▶ [SET PROBLEM]:
Every line below that contains "xlabel" is to be copied.

START DATA FOR THE TASK

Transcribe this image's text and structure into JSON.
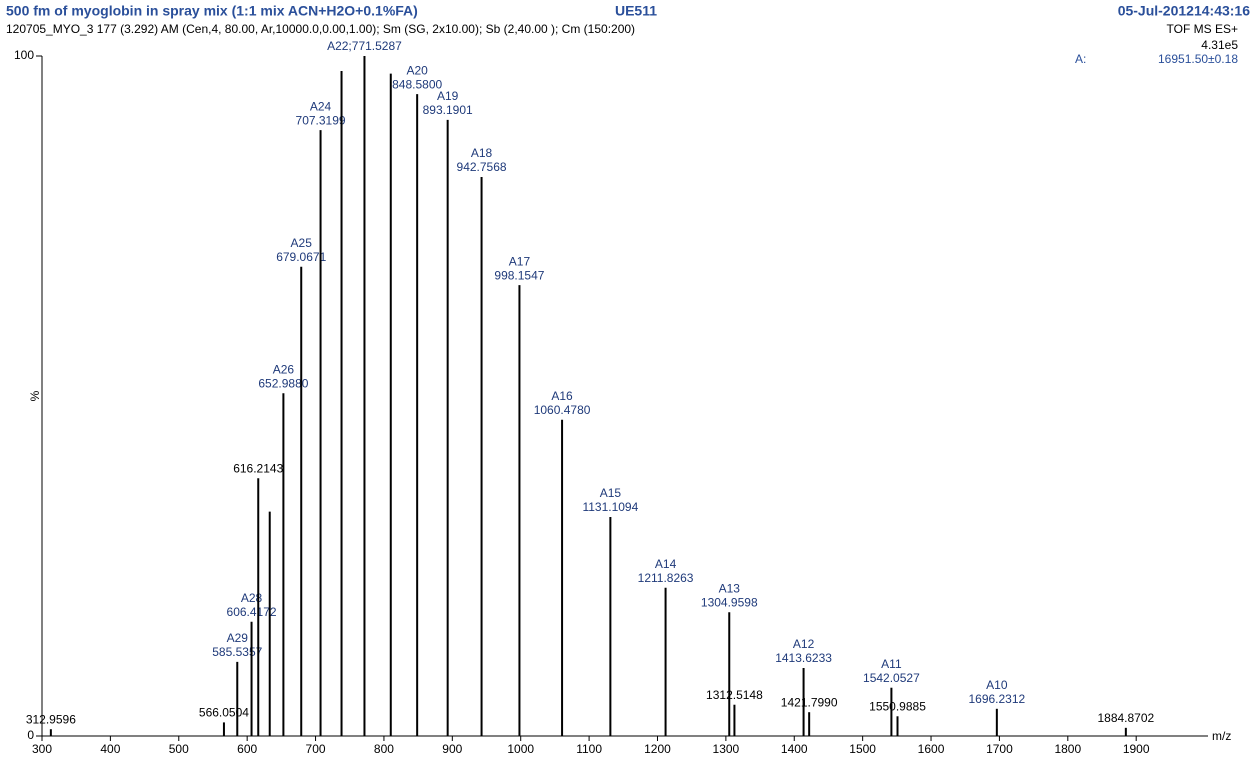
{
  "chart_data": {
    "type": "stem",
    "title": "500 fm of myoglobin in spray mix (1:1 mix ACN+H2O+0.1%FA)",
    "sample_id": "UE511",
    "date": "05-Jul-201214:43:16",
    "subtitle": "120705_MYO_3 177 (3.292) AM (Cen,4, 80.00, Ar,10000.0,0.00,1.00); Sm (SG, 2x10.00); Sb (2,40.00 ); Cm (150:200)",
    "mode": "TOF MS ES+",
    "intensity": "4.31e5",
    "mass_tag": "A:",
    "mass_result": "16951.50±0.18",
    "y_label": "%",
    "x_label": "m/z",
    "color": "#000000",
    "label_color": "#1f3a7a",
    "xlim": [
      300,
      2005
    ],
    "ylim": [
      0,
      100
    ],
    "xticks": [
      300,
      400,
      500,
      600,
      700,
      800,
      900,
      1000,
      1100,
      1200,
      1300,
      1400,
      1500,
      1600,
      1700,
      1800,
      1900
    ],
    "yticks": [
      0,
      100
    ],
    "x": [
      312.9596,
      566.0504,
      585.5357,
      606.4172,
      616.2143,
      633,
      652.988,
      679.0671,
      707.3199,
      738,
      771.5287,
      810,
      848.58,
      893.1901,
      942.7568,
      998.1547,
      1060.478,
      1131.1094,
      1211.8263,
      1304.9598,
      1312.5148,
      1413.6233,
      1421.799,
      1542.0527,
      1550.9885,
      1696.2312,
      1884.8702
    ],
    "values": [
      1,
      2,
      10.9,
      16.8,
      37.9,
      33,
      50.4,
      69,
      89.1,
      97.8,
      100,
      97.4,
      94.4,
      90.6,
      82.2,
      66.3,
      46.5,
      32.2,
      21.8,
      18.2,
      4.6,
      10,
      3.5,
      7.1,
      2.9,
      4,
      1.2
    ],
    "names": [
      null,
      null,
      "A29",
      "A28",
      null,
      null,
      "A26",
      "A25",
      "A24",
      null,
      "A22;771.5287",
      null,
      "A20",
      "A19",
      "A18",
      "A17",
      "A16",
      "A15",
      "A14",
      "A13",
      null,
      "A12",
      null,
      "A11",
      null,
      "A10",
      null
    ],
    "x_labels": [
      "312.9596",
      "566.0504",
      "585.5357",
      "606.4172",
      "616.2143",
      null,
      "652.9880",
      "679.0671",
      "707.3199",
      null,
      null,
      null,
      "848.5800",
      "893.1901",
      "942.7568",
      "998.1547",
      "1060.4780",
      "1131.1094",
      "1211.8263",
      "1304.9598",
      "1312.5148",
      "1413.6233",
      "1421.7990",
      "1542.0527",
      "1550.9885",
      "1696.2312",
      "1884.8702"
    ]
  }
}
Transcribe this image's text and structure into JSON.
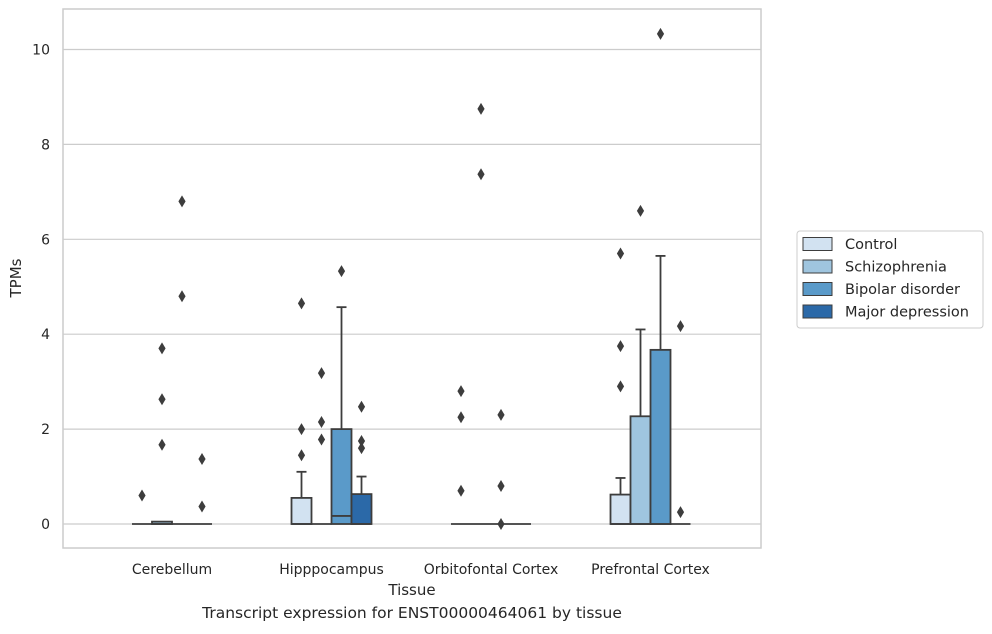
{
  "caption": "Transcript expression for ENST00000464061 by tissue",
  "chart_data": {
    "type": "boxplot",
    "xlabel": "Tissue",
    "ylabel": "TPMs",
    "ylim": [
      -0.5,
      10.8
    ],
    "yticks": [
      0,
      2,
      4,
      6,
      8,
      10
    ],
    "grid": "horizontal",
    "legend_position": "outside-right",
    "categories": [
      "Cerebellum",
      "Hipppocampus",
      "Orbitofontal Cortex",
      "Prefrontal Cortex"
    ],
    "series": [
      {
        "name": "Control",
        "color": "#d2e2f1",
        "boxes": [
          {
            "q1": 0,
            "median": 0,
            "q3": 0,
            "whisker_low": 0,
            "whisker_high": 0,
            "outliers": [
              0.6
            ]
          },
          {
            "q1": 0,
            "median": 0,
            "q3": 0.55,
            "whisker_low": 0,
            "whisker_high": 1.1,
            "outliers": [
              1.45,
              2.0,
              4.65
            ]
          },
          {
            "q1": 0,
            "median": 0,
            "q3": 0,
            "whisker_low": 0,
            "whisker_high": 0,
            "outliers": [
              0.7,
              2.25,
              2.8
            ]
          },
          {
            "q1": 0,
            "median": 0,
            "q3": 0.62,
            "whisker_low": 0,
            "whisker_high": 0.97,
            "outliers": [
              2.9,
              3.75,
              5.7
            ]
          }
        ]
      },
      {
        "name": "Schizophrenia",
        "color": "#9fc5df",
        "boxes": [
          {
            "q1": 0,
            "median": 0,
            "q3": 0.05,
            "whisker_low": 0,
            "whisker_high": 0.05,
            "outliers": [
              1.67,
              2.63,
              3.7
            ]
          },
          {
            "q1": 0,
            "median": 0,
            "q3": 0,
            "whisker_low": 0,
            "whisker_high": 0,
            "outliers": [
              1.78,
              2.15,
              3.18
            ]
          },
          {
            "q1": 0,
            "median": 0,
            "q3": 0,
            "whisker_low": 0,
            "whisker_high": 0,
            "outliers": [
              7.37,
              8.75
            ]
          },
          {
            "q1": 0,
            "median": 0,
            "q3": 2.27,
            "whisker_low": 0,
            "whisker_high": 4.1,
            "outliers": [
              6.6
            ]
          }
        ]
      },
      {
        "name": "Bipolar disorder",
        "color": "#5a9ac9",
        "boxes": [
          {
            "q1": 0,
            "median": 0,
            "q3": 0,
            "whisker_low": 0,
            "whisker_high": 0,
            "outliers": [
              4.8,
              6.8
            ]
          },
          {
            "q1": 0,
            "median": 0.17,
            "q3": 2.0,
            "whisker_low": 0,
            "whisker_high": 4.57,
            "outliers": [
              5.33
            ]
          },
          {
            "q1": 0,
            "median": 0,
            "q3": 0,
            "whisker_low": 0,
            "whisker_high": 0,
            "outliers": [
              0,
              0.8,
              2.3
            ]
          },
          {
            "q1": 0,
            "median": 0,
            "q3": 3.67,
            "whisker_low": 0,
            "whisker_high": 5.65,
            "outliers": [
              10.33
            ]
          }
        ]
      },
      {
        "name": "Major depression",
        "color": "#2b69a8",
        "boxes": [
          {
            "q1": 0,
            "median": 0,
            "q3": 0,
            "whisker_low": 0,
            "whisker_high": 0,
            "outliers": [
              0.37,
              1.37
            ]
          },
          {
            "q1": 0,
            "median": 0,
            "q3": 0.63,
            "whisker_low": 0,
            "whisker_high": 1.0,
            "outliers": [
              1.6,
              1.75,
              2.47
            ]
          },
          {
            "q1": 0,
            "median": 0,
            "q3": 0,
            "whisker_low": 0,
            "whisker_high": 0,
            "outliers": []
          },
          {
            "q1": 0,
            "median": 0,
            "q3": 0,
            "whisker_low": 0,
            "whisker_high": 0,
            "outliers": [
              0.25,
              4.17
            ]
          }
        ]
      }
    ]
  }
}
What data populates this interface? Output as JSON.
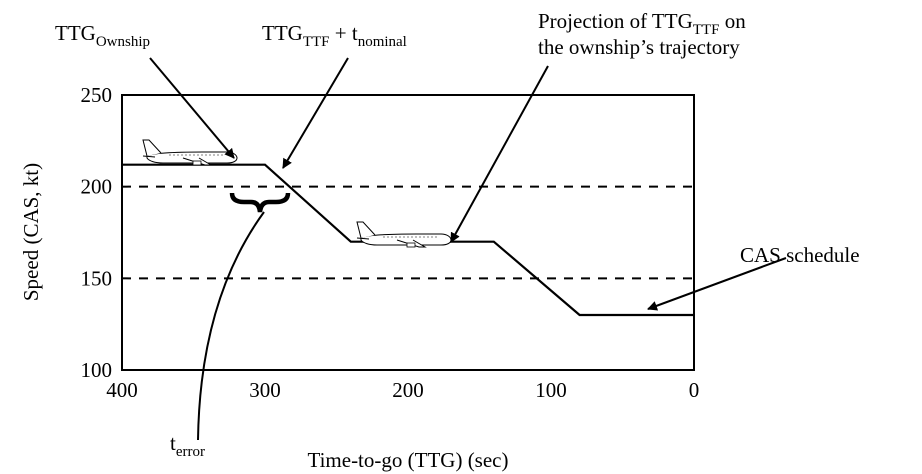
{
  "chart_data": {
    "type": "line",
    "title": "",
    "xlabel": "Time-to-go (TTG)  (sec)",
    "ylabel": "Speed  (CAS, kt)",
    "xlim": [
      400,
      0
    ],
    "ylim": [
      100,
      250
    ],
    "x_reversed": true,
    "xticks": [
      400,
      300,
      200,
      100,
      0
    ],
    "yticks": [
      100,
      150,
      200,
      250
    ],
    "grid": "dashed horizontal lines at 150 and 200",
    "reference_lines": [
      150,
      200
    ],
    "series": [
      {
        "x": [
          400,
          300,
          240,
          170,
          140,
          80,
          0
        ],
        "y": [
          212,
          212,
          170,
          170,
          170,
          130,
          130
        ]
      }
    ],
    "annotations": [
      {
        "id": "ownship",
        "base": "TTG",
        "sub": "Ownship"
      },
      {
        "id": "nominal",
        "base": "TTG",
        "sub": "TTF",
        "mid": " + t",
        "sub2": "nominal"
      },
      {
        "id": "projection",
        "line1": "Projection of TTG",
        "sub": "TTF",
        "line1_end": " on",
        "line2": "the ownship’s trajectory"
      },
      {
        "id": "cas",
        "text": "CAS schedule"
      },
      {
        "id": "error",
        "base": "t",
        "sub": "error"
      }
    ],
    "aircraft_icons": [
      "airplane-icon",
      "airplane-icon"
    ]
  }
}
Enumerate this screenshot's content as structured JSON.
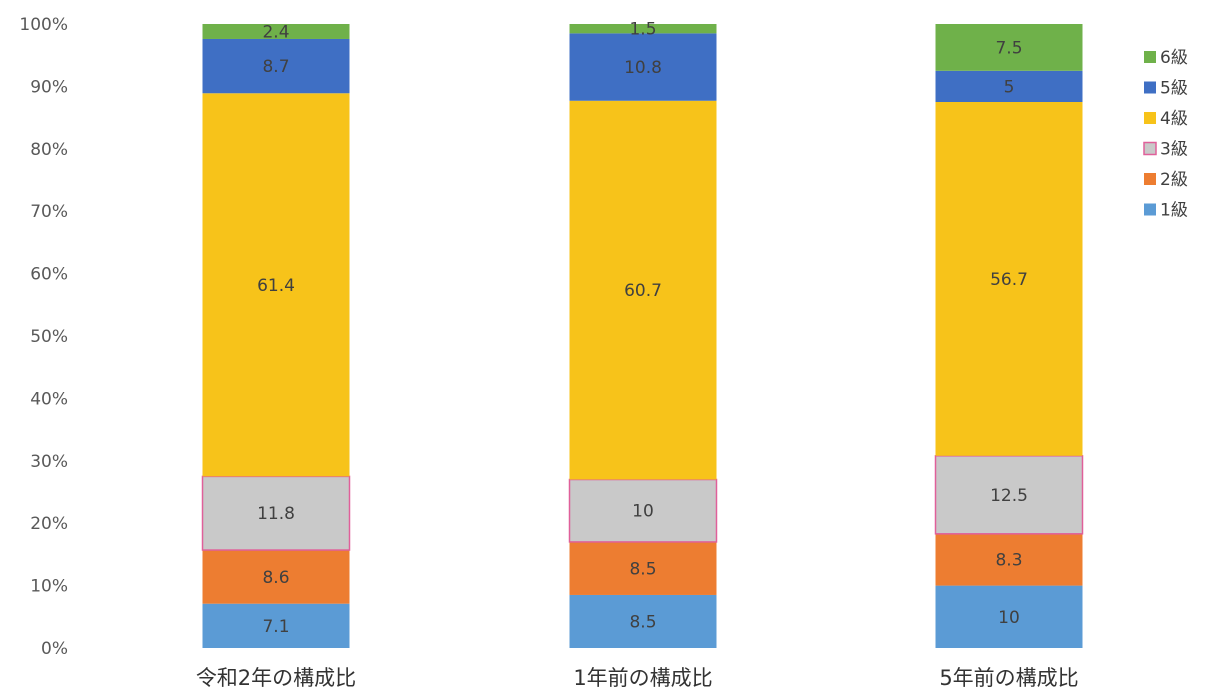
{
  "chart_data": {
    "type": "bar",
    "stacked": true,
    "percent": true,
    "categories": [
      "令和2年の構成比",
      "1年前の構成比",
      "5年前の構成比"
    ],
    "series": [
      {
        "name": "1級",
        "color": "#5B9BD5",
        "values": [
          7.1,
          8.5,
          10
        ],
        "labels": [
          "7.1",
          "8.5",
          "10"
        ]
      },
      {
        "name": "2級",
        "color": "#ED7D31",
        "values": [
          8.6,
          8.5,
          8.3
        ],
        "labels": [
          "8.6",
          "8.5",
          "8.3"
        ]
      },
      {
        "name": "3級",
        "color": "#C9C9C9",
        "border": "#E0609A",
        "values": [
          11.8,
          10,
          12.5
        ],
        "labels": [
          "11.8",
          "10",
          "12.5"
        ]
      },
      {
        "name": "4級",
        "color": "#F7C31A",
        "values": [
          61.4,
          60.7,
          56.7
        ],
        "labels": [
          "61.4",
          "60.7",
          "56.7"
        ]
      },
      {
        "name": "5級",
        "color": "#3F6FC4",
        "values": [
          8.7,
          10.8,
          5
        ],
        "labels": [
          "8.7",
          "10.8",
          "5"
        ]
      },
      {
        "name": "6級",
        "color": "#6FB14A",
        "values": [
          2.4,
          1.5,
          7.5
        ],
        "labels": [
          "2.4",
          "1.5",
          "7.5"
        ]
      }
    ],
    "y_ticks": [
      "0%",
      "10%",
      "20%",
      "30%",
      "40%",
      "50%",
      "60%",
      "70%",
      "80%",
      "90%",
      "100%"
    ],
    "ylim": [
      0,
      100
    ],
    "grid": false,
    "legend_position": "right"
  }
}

END DATA FOR THE TASK

▶ [WRITTEN ANSWER]:
    "xlabel": "Tissue",
    "xlabel": "Time-to-go (TTG)  (sec)",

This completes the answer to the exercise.